What you should do:
Read the lines below. Copy out any that hold the string "havaittu".

Records from a data source:
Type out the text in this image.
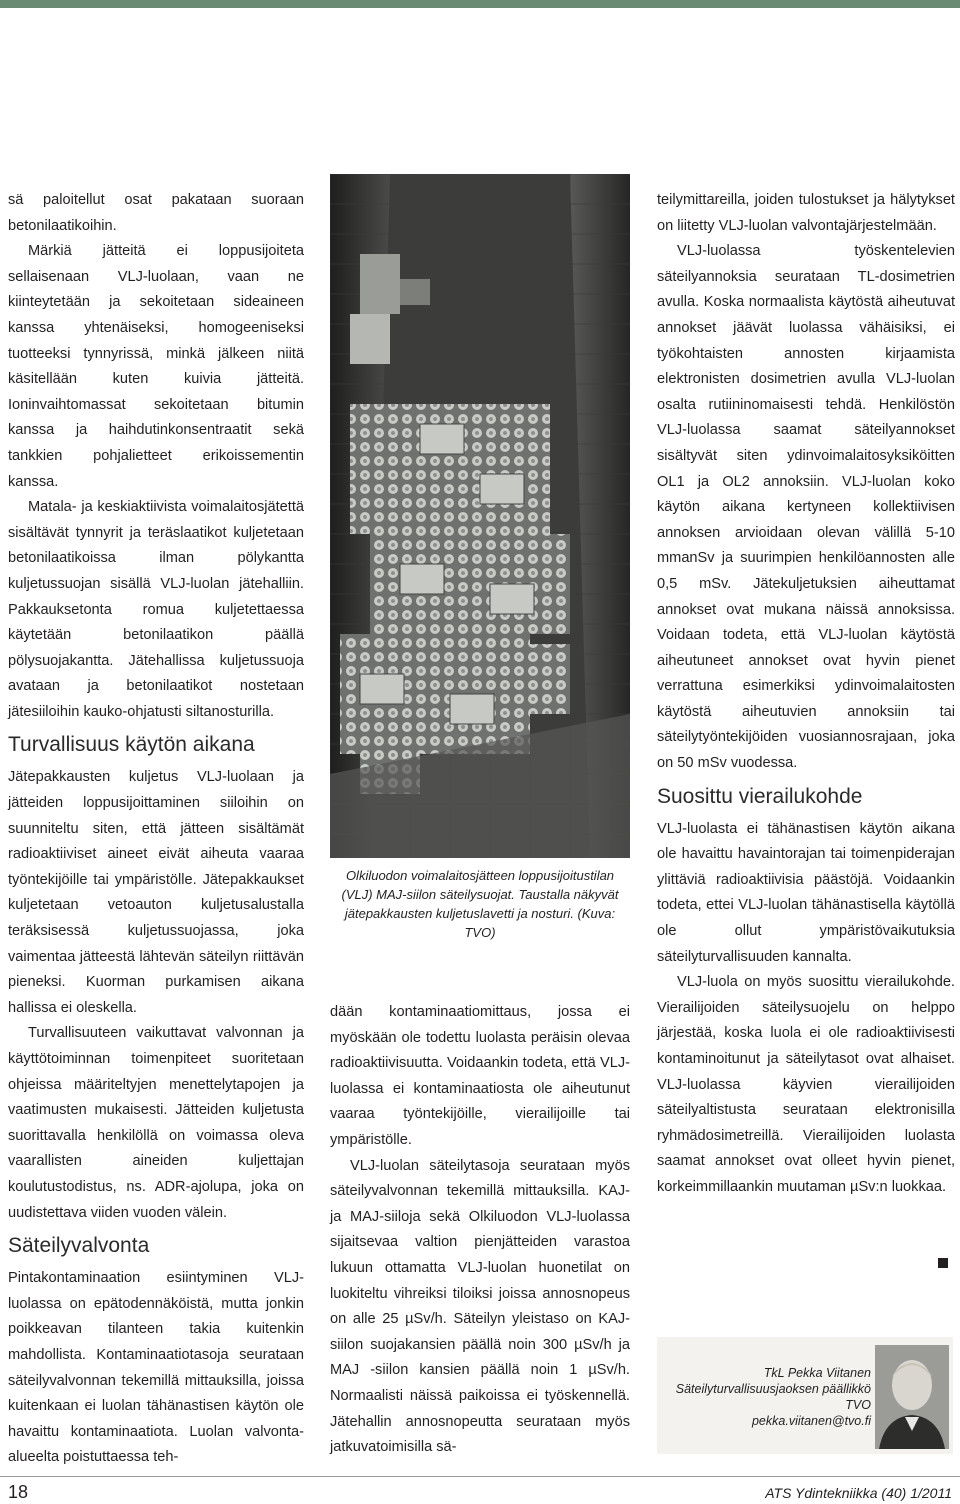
sä paloitellut osat pakataan suoraan betonilaatikoihin.

Märkiä jätteitä ei loppusijoiteta sellaisenaan VLJ-luolaan, vaan ne kiinteytetään ja sekoitetaan sideaineen kanssa yhtenäiseksi, homogeeniseksi tuotteeksi tynnyrissä, minkä jälkeen niitä käsitellään kuten kuivia jätteitä. Ioninvaihtomassat sekoitetaan bitumin kanssa ja haihdutinkonsentraatit sekä tankkien pohjalietteet erikoissementin kanssa.

Matala- ja keskiaktiivista voimalaitosjätettä sisältävät tynnyrit ja teräslaatikot kuljetetaan betonilaatikoissa ilman pölykantta kuljetussuojan sisällä VLJ-luolan jätehalliin. Pakkauksetonta romua kuljetettaessa käytetään betonilaatikon päällä pölysuojakantta. Jätehallissa kuljetussuoja avataan ja betonilaatikot nostetaan jätesiiloihin kauko-ohjatusti siltanosturilla.

Turvallisuus käytön aikana

Jätepakkausten kuljetus VLJ-luolaan ja jätteiden loppusijoittaminen siiloihin on suunniteltu siten, että jätteen sisältämät radioaktiiviset aineet eivät aiheuta vaaraa työntekijöille tai ympäristölle. Jätepakkaukset kuljetetaan vetoauton kuljetusalustalla teräksisessä kuljetussuojassa, joka vaimentaa jätteestä lähtevän säteilyn riittävän pieneksi. Kuorman purkamisen aikana hallissa ei oleskella.

Turvallisuuteen vaikuttavat valvonnan ja käyttötoiminnan toimenpiteet suoritetaan ohjeissa määriteltyjen menettelytapojen ja vaatimusten mukaisesti. Jätteiden kuljetusta suorittavalla henkilöllä on voimassa oleva vaarallisten aineiden kuljettajan koulutustodistus, ns. ADR-ajolupa, joka on uudistettava viiden vuoden välein.

Säteilyvalvonta

Pintakontaminaation esiintyminen VLJ-luolassa on epätodennäköistä, mutta jonkin poikkeavan tilanteen takia kuitenkin mahdollista. Kontaminaatiotasoja seurataan säteilyvalvonnan tekemillä mittauksilla, joissa kuitenkaan ei luolan tähänastisen käytön ole havaittu kontaminaatiota. Luolan valvonta-alueelta poistuttaessa teh-

Olkiluodon voimalaitosjätteen loppusijoitustilan (VLJ) MAJ-siilon säteilysuojat. Taustalla näkyvät jätepakkausten kuljetuslavetti ja nosturi. (Kuva: TVO)

dään kontaminaatiomittaus, jossa ei myöskään ole todettu luolasta peräisin olevaa radioaktiivisuutta. Voidaankin todeta, että VLJ-luolassa ei kontaminaatiosta ole aiheutunut vaaraa työntekijöille, vierailijoille tai ympäristölle.

VLJ-luolan säteilytasoja seurataan myös säteilyvalvonnan tekemillä mittauksilla. KAJ- ja MAJ-siiloja sekä Olkiluodon VLJ-luolassa sijaitsevaa valtion pienjätteiden varastoa lukuun ottamatta VLJ-luolan huonetilat on luokiteltu vihreiksi tiloiksi joissa annosnopeus on alle 25 µSv/h. Säteilyn yleistaso on KAJ-siilon suojakansien päällä noin 300 µSv/h ja MAJ -siilon kansien päällä noin 1 µSv/h. Normaalisti näissä paikoissa ei työskennellä. Jätehallin annosnopeutta seurataan myös jatkuvatoimisilla sä-

teilymittareilla, joiden tulostukset ja hälytykset on liitetty VLJ-luolan valvontajärjestelmään.

VLJ-luolassa työskentelevien säteilyannoksia seurataan TL-dosimetrien avulla. Koska normaalista käytöstä aiheutuvat annokset jäävät luolassa vähäisiksi, ei työkohtaisten annosten kirjaamista elektronisten dosimetrien avulla VLJ-luolan osalta rutiininomaisesti tehdä. Henkilöstön VLJ-luolassa saamat säteilyannokset sisältyvät siten ydinvoimalaitosyksiköitten OL1 ja OL2 annoksiin. VLJ-luolan koko käytön aikana kertyneen kollektiivisen annoksen arvioidaan olevan välillä 5-10 mmanSv ja suurimpien henkilöannosten alle 0,5 mSv. Jätekuljetuksien aiheuttamat annokset ovat mukana näissä annoksissa. Voidaan todeta, että VLJ-luolan käytöstä aiheutuneet annokset ovat hyvin pienet verrattuna esimerkiksi ydinvoimalaitosten käytöstä aiheutuvien annoksiin tai säteilytyöntekijöiden vuosiannosrajaan, joka on 50 mSv vuodessa.

Suosittu vierailukohde

VLJ-luolasta ei tähänastisen käytön aikana ole havaittu havaintorajan tai toimenpiderajan ylittäviä radioaktiivisia päästöjä. Voidaankin todeta, ettei VLJ-luolan tähänastisella käytöllä ole ollut ympäristövaikutuksia säteilyturvallisuuden kannalta.

VLJ-luola on myös suosittu vierailukohde. Vierailijoiden säteilysuojelu on helppo järjestää, koska luola ei ole radioaktiivisesti kontaminoitunut ja säteilytasot ovat alhaiset. VLJ-luolassa käyvien vierailijoiden säteilyaltistusta seurataan elektronisilla ryhmädosimetreillä. Vierailijoiden luolasta saamat annokset ovat olleet hyvin pienet, korkeimmillaankin muutaman µSv:n luokkaa.

TkL Pekka Viitanen
Säteilyturvallisuusjaoksen päällikkö
TVO
pekka.viitanen@tvo.fi
18	ATS Ydintekniikka (40) 1/2011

Answer in full:
Pintakontaminaation esiintyminen VLJ-luolassa on epätodennäköistä, mutta jonkin poikkeavan tilanteen takia kuitenkin mahdollista. Kontaminaatiotasoja seurataan säteilyvalvonnan tekemillä mittauksilla, joissa kuitenkaan ei luolan tähänastisen käytön ole havaittu kontaminaatiota. Luolan valvonta-alueelta poistuttaessa teh-
VLJ-luolasta ei tähänastisen käytön aikana ole havaittu havaintorajan tai toimenpiderajan ylittäviä radioaktiivisia päästöjä. Voidaankin todeta, ettei VLJ-luolan tähänastisella käytöllä ole ollut ympäristövaikutuksia säteilyturvallisuuden kannalta.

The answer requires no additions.